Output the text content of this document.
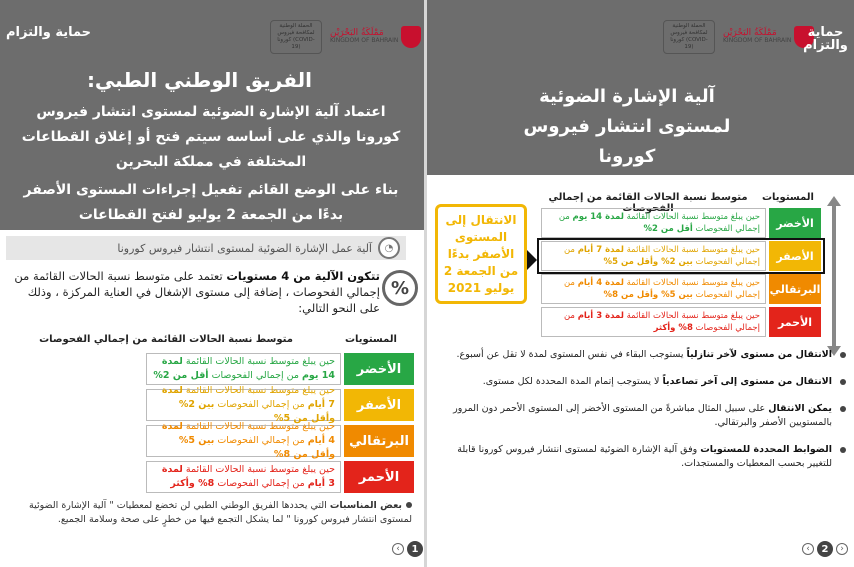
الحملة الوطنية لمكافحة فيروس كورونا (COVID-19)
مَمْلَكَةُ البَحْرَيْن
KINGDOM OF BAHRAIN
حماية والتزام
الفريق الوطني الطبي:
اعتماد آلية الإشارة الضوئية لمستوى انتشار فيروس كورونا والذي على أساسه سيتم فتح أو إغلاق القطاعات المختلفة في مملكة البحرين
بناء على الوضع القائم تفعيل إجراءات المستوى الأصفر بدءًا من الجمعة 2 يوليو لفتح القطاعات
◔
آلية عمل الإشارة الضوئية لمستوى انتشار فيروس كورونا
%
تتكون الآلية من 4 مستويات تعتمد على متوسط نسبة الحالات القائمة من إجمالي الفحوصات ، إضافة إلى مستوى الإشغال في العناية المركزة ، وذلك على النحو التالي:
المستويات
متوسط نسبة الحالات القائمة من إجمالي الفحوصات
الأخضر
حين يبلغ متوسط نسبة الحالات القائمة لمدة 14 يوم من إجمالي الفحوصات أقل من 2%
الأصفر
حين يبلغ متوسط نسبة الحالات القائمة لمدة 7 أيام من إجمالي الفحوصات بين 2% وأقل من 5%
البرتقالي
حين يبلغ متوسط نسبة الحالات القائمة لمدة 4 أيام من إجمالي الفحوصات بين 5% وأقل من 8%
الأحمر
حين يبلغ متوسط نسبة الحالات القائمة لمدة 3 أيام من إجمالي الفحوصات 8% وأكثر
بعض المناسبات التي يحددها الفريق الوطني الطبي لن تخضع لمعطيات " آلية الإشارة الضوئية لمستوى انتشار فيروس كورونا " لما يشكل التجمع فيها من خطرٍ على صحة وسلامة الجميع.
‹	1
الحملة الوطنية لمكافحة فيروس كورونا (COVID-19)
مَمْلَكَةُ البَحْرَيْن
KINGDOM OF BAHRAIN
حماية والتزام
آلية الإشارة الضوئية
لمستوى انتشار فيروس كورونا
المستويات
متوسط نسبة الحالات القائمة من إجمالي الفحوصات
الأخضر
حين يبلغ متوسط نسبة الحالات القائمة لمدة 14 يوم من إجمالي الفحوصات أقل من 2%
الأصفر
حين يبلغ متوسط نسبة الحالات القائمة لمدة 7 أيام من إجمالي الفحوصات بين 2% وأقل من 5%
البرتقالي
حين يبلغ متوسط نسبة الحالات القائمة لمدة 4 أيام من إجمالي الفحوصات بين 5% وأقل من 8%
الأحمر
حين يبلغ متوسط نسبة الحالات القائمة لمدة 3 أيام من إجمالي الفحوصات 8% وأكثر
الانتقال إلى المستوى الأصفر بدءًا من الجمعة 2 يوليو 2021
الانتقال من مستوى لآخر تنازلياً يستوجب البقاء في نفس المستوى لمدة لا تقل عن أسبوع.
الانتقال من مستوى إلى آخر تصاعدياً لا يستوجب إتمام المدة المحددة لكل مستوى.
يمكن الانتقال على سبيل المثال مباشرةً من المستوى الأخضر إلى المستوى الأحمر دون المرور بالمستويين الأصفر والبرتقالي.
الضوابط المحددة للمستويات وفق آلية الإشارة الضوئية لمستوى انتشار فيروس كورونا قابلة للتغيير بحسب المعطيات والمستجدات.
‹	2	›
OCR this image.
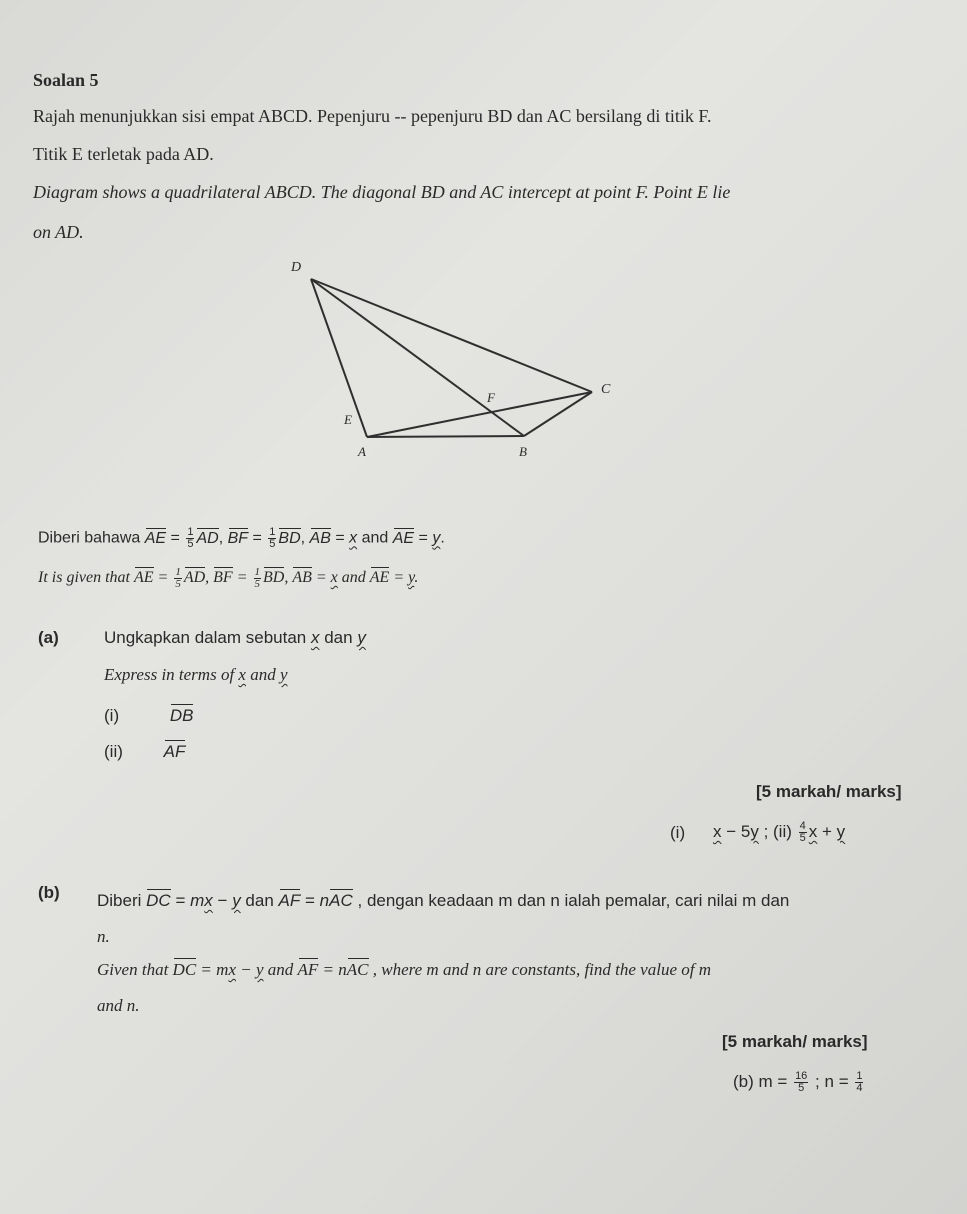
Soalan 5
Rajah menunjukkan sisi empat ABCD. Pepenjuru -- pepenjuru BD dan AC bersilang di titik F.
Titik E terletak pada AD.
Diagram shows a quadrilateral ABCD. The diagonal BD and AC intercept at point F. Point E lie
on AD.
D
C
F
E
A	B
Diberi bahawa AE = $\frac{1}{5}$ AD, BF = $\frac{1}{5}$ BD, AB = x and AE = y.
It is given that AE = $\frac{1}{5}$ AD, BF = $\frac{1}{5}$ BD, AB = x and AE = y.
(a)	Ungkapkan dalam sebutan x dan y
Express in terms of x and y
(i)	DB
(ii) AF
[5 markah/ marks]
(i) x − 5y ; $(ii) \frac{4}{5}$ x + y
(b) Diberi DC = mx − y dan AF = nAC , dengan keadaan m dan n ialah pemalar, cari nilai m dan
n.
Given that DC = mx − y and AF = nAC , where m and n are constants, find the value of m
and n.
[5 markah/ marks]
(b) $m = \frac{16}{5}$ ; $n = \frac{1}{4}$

· · ·

§ **CHALLENGE**:
Make an exact copy of all entries above, dropping the images.

§ **EXERCISE RESPONSE**:
Output the text content of this document.
الحملة الوطنية لمكافحة فيروس كورونا (COVID-19)
مَمْلَكَةُ البَحْرَيْن
KINGDOM OF BAHRAIN
حماية والتزام
الفريق الوطني الطبي:
اعتماد آلية الإشارة الضوئية لمستوى انتشار فيروس كورونا والذي على أساسه سيتم فتح أو إغلاق القطاعات المختلفة في مملكة البحرين
بناء على الوضع القائم تفعيل إجراءات المستوى الأصفر بدءًا من الجمعة 2 يوليو لفتح القطاعات
◔
آلية عمل الإشارة الضوئية لمستوى انتشار فيروس كورونا
%
تتكون الآلية من 4 مستويات تعتمد على متوسط نسبة الحالات القائمة من إجمالي الفحوصات ، إضافة إلى مستوى الإشغال في العناية المركزة ، وذلك على النحو التالي:
المستويات
متوسط نسبة الحالات القائمة من إجمالي الفحوصات
الأخضر
حين يبلغ متوسط نسبة الحالات القائمة لمدة 14 يوم من إجمالي الفحوصات أقل من 2%
الأصفر
حين يبلغ متوسط نسبة الحالات القائمة لمدة 7 أيام من إجمالي الفحوصات بين 2% وأقل من 5%
البرتقالي
حين يبلغ متوسط نسبة الحالات القائمة لمدة 4 أيام من إجمالي الفحوصات بين 5% وأقل من 8%
الأحمر
حين يبلغ متوسط نسبة الحالات القائمة لمدة 3 أيام من إجمالي الفحوصات 8% وأكثر
بعض المناسبات التي يحددها الفريق الوطني الطبي لن تخضع لمعطيات " آلية الإشارة الضوئية لمستوى انتشار فيروس كورونا " لما يشكل التجمع فيها من خطرٍ على صحة وسلامة الجميع.
‹	1
الحملة الوطنية لمكافحة فيروس كورونا (COVID-19)
مَمْلَكَةُ البَحْرَيْن
KINGDOM OF BAHRAIN
حماية والتزام
آلية الإشارة الضوئية
لمستوى انتشار فيروس كورونا
المستويات
متوسط نسبة الحالات القائمة من إجمالي الفحوصات
الأخضر
حين يبلغ متوسط نسبة الحالات القائمة لمدة 14 يوم من إجمالي الفحوصات أقل من 2%
الأصفر
حين يبلغ متوسط نسبة الحالات القائمة لمدة 7 أيام من إجمالي الفحوصات بين 2% وأقل من 5%
البرتقالي
حين يبلغ متوسط نسبة الحالات القائمة لمدة 4 أيام من إجمالي الفحوصات بين 5% وأقل من 8%
الأحمر
حين يبلغ متوسط نسبة الحالات القائمة لمدة 3 أيام من إجمالي الفحوصات 8% وأكثر
الانتقال إلى المستوى الأصفر بدءًا من الجمعة 2 يوليو 2021
الانتقال من مستوى لآخر تنازلياً يستوجب البقاء في نفس المستوى لمدة لا تقل عن أسبوع.
الانتقال من مستوى إلى آخر تصاعدياً لا يستوجب إتمام المدة المحددة لكل مستوى.
يمكن الانتقال على سبيل المثال مباشرةً من المستوى الأخضر إلى المستوى الأحمر دون المرور بالمستويين الأصفر والبرتقالي.
الضوابط المحددة للمستويات وفق آلية الإشارة الضوئية لمستوى انتشار فيروس كورونا قابلة للتغيير بحسب المعطيات والمستجدات.
‹	2	›
OCR this image.
Soalan 5
Rajah menunjukkan sisi empat ABCD. Pepenjuru -- pepenjuru BD dan AC bersilang di titik F.
Titik E terletak pada AD.
Diagram shows a quadrilateral ABCD. The diagonal BD and AC intercept at point F. Point E lie
on AD.
D
C
F
E
A	B
Diberi bahawa AE = $\frac{1}{5}$ AD, BF = $\frac{1}{5}$ BD, AB = x and AE = y.
It is given that AE = $\frac{1}{5}$ AD, BF = $\frac{1}{5}$ BD, AB = x and AE = y.
(a)	Ungkapkan dalam sebutan x dan y
Express in terms of x and y
(i)	DB
(ii) AF
[5 markah/ marks]
(i) x − 5y ; $(ii) \frac{4}{5}$ x + y
(b) Diberi DC = mx − y dan AF = nAC , dengan keadaan m dan n ialah pemalar, cari nilai m dan
n.
Given that DC = mx − y and AF = nAC , where m and n are constants, find the value of m
and n.
[5 markah/ marks]
(b) $m = \frac{16}{5}$ ; $n = \frac{1}{4}$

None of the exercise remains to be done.